Reproduce the entire listing word for word.

**Material provided**
-----
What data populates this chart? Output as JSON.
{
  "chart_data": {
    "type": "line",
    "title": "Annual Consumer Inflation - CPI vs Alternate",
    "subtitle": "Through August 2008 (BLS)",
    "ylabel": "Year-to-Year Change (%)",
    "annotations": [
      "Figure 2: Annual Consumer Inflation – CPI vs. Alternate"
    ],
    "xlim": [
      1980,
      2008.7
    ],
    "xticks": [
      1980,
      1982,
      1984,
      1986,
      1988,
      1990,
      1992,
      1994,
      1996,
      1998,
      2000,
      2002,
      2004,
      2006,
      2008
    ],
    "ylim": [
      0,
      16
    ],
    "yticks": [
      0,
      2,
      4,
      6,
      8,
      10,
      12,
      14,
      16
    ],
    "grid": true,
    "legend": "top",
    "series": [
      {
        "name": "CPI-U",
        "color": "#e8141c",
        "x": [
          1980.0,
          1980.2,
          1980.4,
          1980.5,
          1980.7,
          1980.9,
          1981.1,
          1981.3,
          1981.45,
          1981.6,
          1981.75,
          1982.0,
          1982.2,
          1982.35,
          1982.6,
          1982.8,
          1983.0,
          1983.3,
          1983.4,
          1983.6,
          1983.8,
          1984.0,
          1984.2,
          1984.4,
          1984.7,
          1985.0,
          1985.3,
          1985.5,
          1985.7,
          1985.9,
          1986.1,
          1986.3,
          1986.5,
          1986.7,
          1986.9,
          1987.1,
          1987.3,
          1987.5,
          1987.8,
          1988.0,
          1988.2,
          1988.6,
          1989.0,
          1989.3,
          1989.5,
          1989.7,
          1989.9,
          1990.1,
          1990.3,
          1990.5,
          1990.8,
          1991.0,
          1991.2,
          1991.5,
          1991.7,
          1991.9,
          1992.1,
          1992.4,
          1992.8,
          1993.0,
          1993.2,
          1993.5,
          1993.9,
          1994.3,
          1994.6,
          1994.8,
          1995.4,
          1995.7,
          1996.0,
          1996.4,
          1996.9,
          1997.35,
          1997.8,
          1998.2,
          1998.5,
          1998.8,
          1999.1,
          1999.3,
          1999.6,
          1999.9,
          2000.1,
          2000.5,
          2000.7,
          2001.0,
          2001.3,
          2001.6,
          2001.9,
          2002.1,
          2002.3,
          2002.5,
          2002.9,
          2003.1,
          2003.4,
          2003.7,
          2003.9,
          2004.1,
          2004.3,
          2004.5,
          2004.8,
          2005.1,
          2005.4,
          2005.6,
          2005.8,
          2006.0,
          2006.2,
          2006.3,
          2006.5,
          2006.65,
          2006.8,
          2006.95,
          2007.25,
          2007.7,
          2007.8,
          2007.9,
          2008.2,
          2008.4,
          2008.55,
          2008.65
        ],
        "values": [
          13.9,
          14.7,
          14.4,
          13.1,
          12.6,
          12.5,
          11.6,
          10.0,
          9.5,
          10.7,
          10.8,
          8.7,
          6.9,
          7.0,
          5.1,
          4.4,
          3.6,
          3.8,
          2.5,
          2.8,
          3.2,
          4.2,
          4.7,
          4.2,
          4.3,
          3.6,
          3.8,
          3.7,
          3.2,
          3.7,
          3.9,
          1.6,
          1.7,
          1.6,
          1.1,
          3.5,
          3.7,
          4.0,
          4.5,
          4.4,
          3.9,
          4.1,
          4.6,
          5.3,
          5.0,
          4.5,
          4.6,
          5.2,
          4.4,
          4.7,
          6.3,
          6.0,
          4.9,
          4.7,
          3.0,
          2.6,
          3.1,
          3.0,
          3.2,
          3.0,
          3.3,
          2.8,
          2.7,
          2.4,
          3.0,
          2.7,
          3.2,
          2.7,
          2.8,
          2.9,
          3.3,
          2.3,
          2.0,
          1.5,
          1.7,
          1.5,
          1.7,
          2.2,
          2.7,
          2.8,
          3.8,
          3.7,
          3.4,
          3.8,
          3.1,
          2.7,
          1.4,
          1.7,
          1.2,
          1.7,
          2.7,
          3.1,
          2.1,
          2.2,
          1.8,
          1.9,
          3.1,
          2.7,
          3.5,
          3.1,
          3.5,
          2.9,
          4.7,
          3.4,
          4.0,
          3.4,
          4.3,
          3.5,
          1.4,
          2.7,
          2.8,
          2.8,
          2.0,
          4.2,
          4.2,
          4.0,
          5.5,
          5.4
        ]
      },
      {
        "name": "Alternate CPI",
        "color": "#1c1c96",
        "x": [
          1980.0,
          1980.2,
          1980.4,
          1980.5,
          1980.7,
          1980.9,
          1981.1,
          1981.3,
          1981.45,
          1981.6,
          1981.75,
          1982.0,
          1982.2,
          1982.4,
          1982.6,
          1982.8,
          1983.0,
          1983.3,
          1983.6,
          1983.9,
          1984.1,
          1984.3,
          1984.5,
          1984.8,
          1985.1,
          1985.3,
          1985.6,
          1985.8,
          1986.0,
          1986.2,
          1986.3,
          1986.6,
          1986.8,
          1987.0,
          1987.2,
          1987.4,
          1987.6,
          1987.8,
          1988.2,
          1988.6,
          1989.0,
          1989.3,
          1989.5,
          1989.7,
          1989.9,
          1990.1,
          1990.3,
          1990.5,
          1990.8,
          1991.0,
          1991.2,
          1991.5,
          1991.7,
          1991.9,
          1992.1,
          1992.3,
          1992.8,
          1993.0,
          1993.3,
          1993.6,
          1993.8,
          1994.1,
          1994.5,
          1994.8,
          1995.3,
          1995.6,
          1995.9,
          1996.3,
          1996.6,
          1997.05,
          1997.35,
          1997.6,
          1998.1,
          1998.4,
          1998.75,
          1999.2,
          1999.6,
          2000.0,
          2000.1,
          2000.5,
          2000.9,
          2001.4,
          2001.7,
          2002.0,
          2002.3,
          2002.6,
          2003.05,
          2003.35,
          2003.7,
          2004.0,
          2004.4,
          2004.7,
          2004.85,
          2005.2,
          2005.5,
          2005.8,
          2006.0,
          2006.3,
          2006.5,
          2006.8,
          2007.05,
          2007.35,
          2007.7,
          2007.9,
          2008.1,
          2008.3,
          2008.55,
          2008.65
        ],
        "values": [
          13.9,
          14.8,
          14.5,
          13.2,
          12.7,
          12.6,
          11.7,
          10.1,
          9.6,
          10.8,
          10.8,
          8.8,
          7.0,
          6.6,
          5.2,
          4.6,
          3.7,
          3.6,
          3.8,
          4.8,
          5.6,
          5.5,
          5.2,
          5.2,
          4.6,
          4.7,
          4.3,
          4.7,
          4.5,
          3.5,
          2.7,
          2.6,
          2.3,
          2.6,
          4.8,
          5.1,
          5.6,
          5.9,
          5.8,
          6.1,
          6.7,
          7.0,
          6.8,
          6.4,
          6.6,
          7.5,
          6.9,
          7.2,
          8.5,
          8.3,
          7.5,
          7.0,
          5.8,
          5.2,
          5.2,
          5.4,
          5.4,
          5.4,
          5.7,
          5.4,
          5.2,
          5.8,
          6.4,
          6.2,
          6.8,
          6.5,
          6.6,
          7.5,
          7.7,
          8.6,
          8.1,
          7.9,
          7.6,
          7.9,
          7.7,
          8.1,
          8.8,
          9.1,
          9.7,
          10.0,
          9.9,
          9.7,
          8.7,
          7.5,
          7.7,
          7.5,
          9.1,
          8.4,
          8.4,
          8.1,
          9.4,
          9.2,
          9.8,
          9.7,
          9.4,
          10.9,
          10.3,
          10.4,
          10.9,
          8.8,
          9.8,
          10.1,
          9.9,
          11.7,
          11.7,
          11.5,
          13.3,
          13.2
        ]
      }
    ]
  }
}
-----
**Reply**
What data populates this chart? Output as JSON.
{
  "chart_data": {
    "type": "line",
    "title": "Annual Consumer Inflation - CPI vs Alternate",
    "subtitle": "Through August 2008 (BLS)",
    "ylabel": "Year-to-Year Change (%)",
    "annotations": [
      "Figure 2: Annual Consumer Inflation – CPI vs. Alternate"
    ],
    "xlim": [
      1980,
      2008.7
    ],
    "xticks": [
      1980,
      1982,
      1984,
      1986,
      1988,
      1990,
      1992,
      1994,
      1996,
      1998,
      2000,
      2002,
      2004,
      2006,
      2008
    ],
    "ylim": [
      0,
      16
    ],
    "yticks": [
      0,
      2,
      4,
      6,
      8,
      10,
      12,
      14,
      16
    ],
    "grid": true,
    "legend": "top",
    "series": [
      {
        "name": "CPI-U",
        "color": "#e8141c",
        "x": [
          1980.0,
          1980.2,
          1980.4,
          1980.5,
          1980.7,
          1980.9,
          1981.1,
          1981.3,
          1981.45,
          1981.6,
          1981.75,
          1982.0,
          1982.2,
          1982.35,
          1982.6,
          1982.8,
          1983.0,
          1983.3,
          1983.4,
          1983.6,
          1983.8,
          1984.0,
          1984.2,
          1984.4,
          1984.7,
          1985.0,
          1985.3,
          1985.5,
          1985.7,
          1985.9,
          1986.1,
          1986.3,
          1986.5,
          1986.7,
          1986.9,
          1987.1,
          1987.3,
          1987.5,
          1987.8,
          1988.0,
          1988.2,
          1988.6,
          1989.0,
          1989.3,
          1989.5,
          1989.7,
          1989.9,
          1990.1,
          1990.3,
          1990.5,
          1990.8,
          1991.0,
          1991.2,
          1991.5,
          1991.7,
          1991.9,
          1992.1,
          1992.4,
          1992.8,
          1993.0,
          1993.2,
          1993.5,
          1993.9,
          1994.3,
          1994.6,
          1994.8,
          1995.4,
          1995.7,
          1996.0,
          1996.4,
          1996.9,
          1997.35,
          1997.8,
          1998.2,
          1998.5,
          1998.8,
          1999.1,
          1999.3,
          1999.6,
          1999.9,
          2000.1,
          2000.5,
          2000.7,
          2001.0,
          2001.3,
          2001.6,
          2001.9,
          2002.1,
          2002.3,
          2002.5,
          2002.9,
          2003.1,
          2003.4,
          2003.7,
          2003.9,
          2004.1,
          2004.3,
          2004.5,
          2004.8,
          2005.1,
          2005.4,
          2005.6,
          2005.8,
          2006.0,
          2006.2,
          2006.3,
          2006.5,
          2006.65,
          2006.8,
          2006.95,
          2007.25,
          2007.7,
          2007.8,
          2007.9,
          2008.2,
          2008.4,
          2008.55,
          2008.65
        ],
        "values": [
          13.9,
          14.7,
          14.4,
          13.1,
          12.6,
          12.5,
          11.6,
          10.0,
          9.5,
          10.7,
          10.8,
          8.7,
          6.9,
          7.0,
          5.1,
          4.4,
          3.6,
          3.8,
          2.5,
          2.8,
          3.2,
          4.2,
          4.7,
          4.2,
          4.3,
          3.6,
          3.8,
          3.7,
          3.2,
          3.7,
          3.9,
          1.6,
          1.7,
          1.6,
          1.1,
          3.5,
          3.7,
          4.0,
          4.5,
          4.4,
          3.9,
          4.1,
          4.6,
          5.3,
          5.0,
          4.5,
          4.6,
          5.2,
          4.4,
          4.7,
          6.3,
          6.0,
          4.9,
          4.7,
          3.0,
          2.6,
          3.1,
          3.0,
          3.2,
          3.0,
          3.3,
          2.8,
          2.7,
          2.4,
          3.0,
          2.7,
          3.2,
          2.7,
          2.8,
          2.9,
          3.3,
          2.3,
          2.0,
          1.5,
          1.7,
          1.5,
          1.7,
          2.2,
          2.7,
          2.8,
          3.8,
          3.7,
          3.4,
          3.8,
          3.1,
          2.7,
          1.4,
          1.7,
          1.2,
          1.7,
          2.7,
          3.1,
          2.1,
          2.2,
          1.8,
          1.9,
          3.1,
          2.7,
          3.5,
          3.1,
          3.5,
          2.9,
          4.7,
          3.4,
          4.0,
          3.4,
          4.3,
          3.5,
          1.4,
          2.7,
          2.8,
          2.8,
          2.0,
          4.2,
          4.2,
          4.0,
          5.5,
          5.4
        ]
      },
      {
        "name": "Alternate CPI",
        "color": "#1c1c96",
        "x": [
          1980.0,
          1980.2,
          1980.4,
          1980.5,
          1980.7,
          1980.9,
          1981.1,
          1981.3,
          1981.45,
          1981.6,
          1981.75,
          1982.0,
          1982.2,
          1982.4,
          1982.6,
          1982.8,
          1983.0,
          1983.3,
          1983.6,
          1983.9,
          1984.1,
          1984.3,
          1984.5,
          1984.8,
          1985.1,
          1985.3,
          1985.6,
          1985.8,
          1986.0,
          1986.2,
          1986.3,
          1986.6,
          1986.8,
          1987.0,
          1987.2,
          1987.4,
          1987.6,
          1987.8,
          1988.2,
          1988.6,
          1989.0,
          1989.3,
          1989.5,
          1989.7,
          1989.9,
          1990.1,
          1990.3,
          1990.5,
          1990.8,
          1991.0,
          1991.2,
          1991.5,
          1991.7,
          1991.9,
          1992.1,
          1992.3,
          1992.8,
          1993.0,
          1993.3,
          1993.6,
          1993.8,
          1994.1,
          1994.5,
          1994.8,
          1995.3,
          1995.6,
          1995.9,
          1996.3,
          1996.6,
          1997.05,
          1997.35,
          1997.6,
          1998.1,
          1998.4,
          1998.75,
          1999.2,
          1999.6,
          2000.0,
          2000.1,
          2000.5,
          2000.9,
          2001.4,
          2001.7,
          2002.0,
          2002.3,
          2002.6,
          2003.05,
          2003.35,
          2003.7,
          2004.0,
          2004.4,
          2004.7,
          2004.85,
          2005.2,
          2005.5,
          2005.8,
          2006.0,
          2006.3,
          2006.5,
          2006.8,
          2007.05,
          2007.35,
          2007.7,
          2007.9,
          2008.1,
          2008.3,
          2008.55,
          2008.65
        ],
        "values": [
          13.9,
          14.8,
          14.5,
          13.2,
          12.7,
          12.6,
          11.7,
          10.1,
          9.6,
          10.8,
          10.8,
          8.8,
          7.0,
          6.6,
          5.2,
          4.6,
          3.7,
          3.6,
          3.8,
          4.8,
          5.6,
          5.5,
          5.2,
          5.2,
          4.6,
          4.7,
          4.3,
          4.7,
          4.5,
          3.5,
          2.7,
          2.6,
          2.3,
          2.6,
          4.8,
          5.1,
          5.6,
          5.9,
          5.8,
          6.1,
          6.7,
          7.0,
          6.8,
          6.4,
          6.6,
          7.5,
          6.9,
          7.2,
          8.5,
          8.3,
          7.5,
          7.0,
          5.8,
          5.2,
          5.2,
          5.4,
          5.4,
          5.4,
          5.7,
          5.4,
          5.2,
          5.8,
          6.4,
          6.2,
          6.8,
          6.5,
          6.6,
          7.5,
          7.7,
          8.6,
          8.1,
          7.9,
          7.6,
          7.9,
          7.7,
          8.1,
          8.8,
          9.1,
          9.7,
          10.0,
          9.9,
          9.7,
          8.7,
          7.5,
          7.7,
          7.5,
          9.1,
          8.4,
          8.4,
          8.1,
          9.4,
          9.2,
          9.8,
          9.7,
          9.4,
          10.9,
          10.3,
          10.4,
          10.9,
          8.8,
          9.8,
          10.1,
          9.9,
          11.7,
          11.7,
          11.5,
          13.3,
          13.2
        ]
      }
    ]
  }
}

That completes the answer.